Work instructions: Output the lines of the data below as a JSON list of strings, one string per line and with blank lines omitted. Begin at the first line of the data and end at the line that contains "yrep-draw-line xyxy=(9,28,394,370)", including both of these lines.

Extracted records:
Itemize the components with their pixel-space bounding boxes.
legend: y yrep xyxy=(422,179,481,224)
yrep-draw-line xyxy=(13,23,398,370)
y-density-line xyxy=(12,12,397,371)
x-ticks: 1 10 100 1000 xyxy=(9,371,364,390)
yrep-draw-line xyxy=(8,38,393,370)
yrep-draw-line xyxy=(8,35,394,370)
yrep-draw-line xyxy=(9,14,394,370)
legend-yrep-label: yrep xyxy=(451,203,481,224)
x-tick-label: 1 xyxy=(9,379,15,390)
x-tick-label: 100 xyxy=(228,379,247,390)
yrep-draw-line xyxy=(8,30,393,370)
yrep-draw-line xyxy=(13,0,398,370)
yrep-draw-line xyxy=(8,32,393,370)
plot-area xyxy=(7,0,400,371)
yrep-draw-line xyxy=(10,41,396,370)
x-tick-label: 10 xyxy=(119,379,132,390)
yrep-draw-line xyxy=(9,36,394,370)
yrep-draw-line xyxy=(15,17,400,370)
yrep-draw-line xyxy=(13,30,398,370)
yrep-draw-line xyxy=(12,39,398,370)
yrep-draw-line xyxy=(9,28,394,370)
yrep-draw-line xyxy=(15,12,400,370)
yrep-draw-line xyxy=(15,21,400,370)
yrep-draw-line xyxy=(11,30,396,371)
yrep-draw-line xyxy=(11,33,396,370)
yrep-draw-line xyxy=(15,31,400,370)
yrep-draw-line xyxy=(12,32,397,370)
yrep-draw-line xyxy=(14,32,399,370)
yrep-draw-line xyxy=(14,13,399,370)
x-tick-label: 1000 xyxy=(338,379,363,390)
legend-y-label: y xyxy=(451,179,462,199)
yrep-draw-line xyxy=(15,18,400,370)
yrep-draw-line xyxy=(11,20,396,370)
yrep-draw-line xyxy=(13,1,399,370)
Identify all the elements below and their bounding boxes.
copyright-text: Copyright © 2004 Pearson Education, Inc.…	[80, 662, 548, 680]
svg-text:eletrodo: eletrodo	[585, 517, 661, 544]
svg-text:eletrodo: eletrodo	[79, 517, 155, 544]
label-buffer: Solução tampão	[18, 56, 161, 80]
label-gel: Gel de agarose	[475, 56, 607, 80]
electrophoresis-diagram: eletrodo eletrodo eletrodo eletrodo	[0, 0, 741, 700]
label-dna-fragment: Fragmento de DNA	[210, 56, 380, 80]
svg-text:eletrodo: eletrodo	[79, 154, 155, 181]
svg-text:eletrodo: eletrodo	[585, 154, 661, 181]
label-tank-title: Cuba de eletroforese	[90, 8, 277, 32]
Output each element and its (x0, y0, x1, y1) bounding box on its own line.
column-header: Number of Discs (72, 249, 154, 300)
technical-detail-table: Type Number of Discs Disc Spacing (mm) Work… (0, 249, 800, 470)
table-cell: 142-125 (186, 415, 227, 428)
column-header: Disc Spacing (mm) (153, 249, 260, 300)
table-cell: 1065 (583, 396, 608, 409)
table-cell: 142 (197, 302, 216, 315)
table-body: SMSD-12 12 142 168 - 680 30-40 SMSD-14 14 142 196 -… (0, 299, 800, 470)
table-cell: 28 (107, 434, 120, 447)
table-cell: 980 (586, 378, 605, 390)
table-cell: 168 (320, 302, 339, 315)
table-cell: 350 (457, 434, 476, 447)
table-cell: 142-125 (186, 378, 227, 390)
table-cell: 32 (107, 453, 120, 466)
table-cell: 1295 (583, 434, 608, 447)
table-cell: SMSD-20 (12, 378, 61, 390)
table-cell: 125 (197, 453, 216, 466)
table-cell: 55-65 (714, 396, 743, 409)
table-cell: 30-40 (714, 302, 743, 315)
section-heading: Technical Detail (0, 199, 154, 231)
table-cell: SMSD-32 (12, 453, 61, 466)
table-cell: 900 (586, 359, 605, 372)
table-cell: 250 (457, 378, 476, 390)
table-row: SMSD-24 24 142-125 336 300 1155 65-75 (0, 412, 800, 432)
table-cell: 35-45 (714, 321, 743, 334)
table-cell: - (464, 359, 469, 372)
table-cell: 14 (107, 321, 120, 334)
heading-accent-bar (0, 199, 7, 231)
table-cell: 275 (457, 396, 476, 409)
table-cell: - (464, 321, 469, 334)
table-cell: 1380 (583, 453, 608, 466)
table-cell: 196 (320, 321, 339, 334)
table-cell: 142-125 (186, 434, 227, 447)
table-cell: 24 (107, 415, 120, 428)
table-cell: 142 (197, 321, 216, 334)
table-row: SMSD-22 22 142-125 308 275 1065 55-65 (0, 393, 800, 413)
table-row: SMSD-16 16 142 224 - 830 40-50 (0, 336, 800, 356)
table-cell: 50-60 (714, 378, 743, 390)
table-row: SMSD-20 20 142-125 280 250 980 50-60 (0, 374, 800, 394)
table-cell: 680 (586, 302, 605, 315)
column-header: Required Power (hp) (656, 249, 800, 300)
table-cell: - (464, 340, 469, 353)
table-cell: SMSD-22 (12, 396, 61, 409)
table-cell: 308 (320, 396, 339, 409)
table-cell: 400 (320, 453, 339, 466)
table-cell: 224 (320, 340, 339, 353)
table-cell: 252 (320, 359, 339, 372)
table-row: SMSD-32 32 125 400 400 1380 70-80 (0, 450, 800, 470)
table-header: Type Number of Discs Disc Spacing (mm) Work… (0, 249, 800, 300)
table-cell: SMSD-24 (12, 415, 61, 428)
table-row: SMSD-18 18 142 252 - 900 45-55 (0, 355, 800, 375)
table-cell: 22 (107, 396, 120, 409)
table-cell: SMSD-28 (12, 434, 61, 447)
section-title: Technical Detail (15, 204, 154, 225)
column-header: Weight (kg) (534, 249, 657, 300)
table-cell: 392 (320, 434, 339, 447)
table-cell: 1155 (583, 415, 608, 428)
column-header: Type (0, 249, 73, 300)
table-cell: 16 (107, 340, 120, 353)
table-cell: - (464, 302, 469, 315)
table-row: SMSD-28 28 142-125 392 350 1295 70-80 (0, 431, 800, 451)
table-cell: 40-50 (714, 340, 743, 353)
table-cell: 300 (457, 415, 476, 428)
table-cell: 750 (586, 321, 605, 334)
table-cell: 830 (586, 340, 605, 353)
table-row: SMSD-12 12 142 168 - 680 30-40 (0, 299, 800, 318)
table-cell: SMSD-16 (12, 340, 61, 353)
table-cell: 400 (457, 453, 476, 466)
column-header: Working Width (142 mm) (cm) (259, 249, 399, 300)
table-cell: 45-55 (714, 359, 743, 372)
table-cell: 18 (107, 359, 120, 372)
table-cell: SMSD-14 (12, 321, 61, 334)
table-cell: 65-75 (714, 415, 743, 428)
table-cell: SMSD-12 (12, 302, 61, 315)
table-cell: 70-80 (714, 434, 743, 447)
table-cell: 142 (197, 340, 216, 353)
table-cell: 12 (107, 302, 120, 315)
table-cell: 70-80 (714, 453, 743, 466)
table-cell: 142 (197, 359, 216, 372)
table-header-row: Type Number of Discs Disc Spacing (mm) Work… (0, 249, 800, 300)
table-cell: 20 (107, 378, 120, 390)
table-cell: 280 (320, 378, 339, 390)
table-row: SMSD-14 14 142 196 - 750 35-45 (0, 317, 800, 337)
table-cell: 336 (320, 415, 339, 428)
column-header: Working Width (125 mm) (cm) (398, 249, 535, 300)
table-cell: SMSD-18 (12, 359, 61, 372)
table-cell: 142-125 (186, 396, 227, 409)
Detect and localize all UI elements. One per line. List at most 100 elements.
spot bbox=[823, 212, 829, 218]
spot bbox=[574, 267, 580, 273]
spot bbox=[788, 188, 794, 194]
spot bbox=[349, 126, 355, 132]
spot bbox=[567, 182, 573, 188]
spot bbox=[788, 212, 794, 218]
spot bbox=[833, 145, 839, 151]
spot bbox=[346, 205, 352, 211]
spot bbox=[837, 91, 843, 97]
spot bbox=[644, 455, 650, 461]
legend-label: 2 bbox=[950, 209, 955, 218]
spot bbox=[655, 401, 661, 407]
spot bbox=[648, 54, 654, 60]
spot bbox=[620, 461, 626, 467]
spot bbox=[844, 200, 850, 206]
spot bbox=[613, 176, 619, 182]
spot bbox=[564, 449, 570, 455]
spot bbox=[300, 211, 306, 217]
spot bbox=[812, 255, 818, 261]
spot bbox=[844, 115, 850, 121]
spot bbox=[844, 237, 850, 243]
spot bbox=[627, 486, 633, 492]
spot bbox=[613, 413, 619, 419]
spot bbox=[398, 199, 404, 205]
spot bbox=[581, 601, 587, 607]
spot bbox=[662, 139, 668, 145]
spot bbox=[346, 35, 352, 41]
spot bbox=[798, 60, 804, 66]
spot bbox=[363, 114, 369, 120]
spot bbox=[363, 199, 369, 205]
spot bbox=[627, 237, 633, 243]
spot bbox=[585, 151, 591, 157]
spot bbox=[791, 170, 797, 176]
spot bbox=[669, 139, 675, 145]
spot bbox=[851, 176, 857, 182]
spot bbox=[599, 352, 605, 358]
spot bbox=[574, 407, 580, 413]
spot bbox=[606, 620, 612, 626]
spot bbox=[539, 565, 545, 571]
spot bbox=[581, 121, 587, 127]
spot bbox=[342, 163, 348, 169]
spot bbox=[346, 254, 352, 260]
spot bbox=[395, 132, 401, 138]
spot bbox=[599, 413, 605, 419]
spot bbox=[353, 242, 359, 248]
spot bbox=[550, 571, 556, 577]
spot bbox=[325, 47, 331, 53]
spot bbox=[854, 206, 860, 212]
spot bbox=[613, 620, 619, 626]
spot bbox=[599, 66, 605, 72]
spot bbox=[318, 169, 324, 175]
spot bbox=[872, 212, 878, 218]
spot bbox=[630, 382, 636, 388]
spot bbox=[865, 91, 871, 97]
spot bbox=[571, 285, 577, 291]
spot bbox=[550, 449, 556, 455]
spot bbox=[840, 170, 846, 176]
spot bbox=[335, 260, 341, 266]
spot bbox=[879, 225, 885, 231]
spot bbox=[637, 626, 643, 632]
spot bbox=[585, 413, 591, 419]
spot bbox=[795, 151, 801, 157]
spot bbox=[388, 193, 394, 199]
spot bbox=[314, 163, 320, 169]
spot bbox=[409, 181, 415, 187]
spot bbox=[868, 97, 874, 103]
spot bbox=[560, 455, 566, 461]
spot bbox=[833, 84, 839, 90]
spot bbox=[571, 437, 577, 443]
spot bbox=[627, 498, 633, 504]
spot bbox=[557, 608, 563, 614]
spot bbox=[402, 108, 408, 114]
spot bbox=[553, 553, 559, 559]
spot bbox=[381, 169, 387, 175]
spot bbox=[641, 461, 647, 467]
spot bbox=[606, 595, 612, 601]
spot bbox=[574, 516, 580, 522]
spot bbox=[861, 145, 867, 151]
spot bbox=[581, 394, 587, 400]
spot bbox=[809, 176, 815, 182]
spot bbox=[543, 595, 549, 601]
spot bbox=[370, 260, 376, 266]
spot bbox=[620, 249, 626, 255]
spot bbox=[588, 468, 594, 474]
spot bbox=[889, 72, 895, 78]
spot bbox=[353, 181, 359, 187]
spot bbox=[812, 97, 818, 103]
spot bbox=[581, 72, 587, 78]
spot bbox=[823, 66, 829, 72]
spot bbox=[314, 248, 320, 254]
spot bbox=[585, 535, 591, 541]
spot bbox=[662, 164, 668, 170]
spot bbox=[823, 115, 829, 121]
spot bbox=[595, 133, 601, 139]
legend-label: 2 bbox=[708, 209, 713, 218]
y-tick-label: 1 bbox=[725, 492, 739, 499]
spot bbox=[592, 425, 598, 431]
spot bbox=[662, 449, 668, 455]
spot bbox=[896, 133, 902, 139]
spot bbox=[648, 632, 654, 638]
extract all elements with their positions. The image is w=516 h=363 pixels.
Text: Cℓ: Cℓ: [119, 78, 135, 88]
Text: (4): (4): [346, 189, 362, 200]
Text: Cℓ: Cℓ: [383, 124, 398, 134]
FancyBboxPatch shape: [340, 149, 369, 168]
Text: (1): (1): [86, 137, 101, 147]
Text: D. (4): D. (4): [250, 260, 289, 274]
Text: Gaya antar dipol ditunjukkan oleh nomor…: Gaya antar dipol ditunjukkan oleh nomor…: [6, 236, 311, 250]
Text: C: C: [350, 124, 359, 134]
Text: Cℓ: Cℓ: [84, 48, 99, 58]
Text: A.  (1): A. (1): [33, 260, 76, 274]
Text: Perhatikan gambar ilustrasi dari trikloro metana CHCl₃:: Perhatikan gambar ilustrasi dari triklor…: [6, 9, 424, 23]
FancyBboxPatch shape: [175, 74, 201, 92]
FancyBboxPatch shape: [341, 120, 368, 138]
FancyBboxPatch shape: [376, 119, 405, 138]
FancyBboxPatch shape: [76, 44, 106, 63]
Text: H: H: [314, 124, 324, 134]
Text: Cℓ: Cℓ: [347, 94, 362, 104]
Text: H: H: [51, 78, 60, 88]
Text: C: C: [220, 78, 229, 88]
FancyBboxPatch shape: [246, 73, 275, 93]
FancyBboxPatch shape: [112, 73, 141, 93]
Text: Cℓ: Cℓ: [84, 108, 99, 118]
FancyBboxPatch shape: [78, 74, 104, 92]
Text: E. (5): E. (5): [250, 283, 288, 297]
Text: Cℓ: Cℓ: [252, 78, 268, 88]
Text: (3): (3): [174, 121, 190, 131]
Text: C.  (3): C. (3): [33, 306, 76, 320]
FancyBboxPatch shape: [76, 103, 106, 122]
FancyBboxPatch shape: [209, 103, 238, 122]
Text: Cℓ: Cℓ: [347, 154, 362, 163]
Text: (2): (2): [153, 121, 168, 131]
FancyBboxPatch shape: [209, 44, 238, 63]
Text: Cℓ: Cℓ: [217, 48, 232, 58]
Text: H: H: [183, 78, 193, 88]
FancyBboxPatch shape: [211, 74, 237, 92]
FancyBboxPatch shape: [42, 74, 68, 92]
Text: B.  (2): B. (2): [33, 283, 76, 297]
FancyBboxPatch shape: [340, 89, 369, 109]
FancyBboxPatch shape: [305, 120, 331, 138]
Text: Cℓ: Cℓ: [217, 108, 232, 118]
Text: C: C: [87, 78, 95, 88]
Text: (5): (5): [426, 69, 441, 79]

Full response:
[
  "Itemize the components with their pixel-space bounding boxes.",
  "legend: y yrep xyxy=(422,179,481,224)",
  "yrep-draw-line xyxy=(13,23,398,370)",
  "y-density-line xyxy=(12,12,397,371)",
  "x-ticks: 1 10 100 1000 xyxy=(9,371,364,390)",
  "yrep-draw-line xyxy=(8,38,393,370)",
  "yrep-draw-line xyxy=(8,35,394,370)",
  "yrep-draw-line xyxy=(9,14,394,370)",
  "legend-yrep-label: yrep xyxy=(451,203,481,224)",
  "x-tick-label: 1 xyxy=(9,379,15,390)",
  "x-tick-label: 100 xyxy=(228,379,247,390)",
  "yrep-draw-line xyxy=(8,30,393,370)",
  "yrep-draw-line xyxy=(13,0,398,370)",
  "yrep-draw-line xyxy=(8,32,393,370)",
  "plot-area xyxy=(7,0,400,371)",
  "yrep-draw-line xyxy=(10,41,396,370)",
  "x-tick-label: 10 xyxy=(119,379,132,390)",
  "yrep-draw-line xyxy=(9,36,394,370)",
  "yrep-draw-line xyxy=(15,17,400,370)",
  "yrep-draw-line xyxy=(13,30,398,370)",
  "yrep-draw-line xyxy=(12,39,398,370)",
  "yrep-draw-line xyxy=(9,28,394,370)"
]